**Rows from a figure dataset:**

· · ·

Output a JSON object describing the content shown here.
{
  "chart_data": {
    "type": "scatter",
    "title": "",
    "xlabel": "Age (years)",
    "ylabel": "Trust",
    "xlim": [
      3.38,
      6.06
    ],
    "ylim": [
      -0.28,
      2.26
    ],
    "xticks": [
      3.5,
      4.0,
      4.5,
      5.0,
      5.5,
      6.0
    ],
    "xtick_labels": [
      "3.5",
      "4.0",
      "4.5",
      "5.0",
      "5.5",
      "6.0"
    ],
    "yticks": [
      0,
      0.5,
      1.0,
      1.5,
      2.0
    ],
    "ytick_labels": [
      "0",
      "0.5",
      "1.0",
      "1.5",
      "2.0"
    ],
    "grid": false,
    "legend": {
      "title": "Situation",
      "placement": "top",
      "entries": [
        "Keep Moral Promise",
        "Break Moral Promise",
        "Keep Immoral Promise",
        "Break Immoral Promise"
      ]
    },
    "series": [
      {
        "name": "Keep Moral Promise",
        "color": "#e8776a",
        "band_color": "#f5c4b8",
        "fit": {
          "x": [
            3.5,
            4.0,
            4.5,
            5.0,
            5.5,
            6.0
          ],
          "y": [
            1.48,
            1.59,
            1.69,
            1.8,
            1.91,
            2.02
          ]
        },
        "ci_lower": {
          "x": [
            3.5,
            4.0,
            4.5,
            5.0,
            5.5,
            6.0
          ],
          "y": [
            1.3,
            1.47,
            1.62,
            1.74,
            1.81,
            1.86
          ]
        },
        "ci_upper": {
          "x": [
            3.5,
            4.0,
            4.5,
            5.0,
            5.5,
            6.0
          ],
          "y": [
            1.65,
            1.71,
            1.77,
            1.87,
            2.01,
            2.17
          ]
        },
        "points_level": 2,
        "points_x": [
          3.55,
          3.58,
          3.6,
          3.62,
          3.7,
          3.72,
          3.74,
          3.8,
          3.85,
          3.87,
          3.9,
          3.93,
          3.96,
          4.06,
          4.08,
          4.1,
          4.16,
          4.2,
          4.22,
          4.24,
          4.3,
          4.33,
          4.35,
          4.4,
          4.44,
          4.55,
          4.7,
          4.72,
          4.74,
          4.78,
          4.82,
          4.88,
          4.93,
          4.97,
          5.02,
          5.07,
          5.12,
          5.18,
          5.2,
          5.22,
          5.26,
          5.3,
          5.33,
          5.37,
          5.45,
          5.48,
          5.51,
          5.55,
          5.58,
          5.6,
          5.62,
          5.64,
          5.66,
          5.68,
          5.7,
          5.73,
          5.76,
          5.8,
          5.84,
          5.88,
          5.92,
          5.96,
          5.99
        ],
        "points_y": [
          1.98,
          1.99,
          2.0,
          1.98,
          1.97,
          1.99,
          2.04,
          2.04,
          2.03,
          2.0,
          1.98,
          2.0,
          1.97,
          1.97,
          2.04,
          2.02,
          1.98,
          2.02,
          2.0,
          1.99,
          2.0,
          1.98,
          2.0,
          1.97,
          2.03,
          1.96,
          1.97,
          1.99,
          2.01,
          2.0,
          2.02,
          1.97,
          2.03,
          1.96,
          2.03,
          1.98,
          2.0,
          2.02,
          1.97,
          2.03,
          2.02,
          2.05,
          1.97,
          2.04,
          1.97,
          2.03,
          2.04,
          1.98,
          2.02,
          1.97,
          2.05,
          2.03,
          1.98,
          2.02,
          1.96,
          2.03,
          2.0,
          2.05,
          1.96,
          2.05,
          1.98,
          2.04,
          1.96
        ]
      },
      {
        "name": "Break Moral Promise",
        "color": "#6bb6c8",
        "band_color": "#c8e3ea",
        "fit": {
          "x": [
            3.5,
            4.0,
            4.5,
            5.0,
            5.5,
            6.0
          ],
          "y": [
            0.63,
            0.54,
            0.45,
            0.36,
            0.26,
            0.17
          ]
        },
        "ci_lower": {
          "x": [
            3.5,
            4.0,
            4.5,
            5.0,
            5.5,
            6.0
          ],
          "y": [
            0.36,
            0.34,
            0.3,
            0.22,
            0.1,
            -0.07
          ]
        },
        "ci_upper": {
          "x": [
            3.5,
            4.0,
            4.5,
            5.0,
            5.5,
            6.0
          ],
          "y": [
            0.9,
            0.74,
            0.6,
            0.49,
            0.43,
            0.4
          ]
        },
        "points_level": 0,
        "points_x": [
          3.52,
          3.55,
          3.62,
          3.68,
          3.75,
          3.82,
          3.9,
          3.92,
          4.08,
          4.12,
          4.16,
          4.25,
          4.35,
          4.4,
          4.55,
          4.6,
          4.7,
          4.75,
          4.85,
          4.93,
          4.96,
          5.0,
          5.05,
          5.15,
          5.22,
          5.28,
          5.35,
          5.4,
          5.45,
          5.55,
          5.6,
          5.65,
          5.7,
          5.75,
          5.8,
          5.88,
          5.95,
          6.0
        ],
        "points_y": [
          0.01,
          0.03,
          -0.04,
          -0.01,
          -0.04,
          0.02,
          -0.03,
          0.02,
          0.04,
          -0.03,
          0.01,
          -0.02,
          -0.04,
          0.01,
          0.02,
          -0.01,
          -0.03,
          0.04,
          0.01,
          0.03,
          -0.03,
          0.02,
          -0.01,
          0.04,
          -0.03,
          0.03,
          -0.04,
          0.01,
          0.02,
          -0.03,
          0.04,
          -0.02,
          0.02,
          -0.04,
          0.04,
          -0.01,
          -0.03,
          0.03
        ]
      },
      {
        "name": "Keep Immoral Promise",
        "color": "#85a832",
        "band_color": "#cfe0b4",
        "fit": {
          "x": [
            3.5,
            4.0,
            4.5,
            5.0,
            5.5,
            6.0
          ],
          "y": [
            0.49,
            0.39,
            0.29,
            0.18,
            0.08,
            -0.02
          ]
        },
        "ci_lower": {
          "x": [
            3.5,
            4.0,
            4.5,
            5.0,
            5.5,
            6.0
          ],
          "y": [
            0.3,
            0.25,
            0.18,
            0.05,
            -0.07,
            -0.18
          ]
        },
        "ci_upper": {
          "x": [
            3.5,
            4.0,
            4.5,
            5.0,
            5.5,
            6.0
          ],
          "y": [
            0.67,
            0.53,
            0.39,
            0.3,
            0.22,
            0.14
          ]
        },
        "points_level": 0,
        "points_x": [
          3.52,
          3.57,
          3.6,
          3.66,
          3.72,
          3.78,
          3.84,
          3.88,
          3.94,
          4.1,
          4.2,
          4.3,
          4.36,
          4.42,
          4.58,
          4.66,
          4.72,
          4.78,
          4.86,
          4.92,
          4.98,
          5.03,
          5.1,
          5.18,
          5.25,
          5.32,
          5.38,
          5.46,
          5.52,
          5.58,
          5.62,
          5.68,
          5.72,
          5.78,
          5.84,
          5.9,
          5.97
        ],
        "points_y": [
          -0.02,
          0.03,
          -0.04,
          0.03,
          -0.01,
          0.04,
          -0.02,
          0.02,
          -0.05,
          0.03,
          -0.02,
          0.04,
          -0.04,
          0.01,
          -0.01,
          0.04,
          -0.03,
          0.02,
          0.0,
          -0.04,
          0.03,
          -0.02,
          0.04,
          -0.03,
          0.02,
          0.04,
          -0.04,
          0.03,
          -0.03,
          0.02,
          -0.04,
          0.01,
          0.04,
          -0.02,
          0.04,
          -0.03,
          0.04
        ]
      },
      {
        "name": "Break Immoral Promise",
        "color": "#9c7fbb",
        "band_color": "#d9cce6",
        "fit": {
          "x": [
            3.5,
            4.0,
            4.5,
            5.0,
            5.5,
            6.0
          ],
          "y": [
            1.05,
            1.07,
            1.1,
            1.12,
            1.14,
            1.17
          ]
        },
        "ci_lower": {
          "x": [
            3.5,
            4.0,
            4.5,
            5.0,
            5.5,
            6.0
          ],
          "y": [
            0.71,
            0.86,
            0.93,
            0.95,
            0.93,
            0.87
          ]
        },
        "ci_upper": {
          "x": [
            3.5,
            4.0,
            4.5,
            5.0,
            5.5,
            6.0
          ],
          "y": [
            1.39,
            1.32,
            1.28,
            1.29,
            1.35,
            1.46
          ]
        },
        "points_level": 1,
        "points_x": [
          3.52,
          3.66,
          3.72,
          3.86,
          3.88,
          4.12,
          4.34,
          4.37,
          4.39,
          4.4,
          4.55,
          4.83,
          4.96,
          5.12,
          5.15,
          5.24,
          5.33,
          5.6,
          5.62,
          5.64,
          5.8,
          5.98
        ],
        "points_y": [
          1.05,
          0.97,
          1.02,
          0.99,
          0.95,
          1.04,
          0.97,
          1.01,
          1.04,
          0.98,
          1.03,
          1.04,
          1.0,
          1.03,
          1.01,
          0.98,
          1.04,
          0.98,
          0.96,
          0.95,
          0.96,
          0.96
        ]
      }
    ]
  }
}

· · ·

**GOAL OF THE EXERCISE:** Only a number is needed: how many lines of the material above contain "Break"?

**SOLUTION TO THE PROBLEM:** 4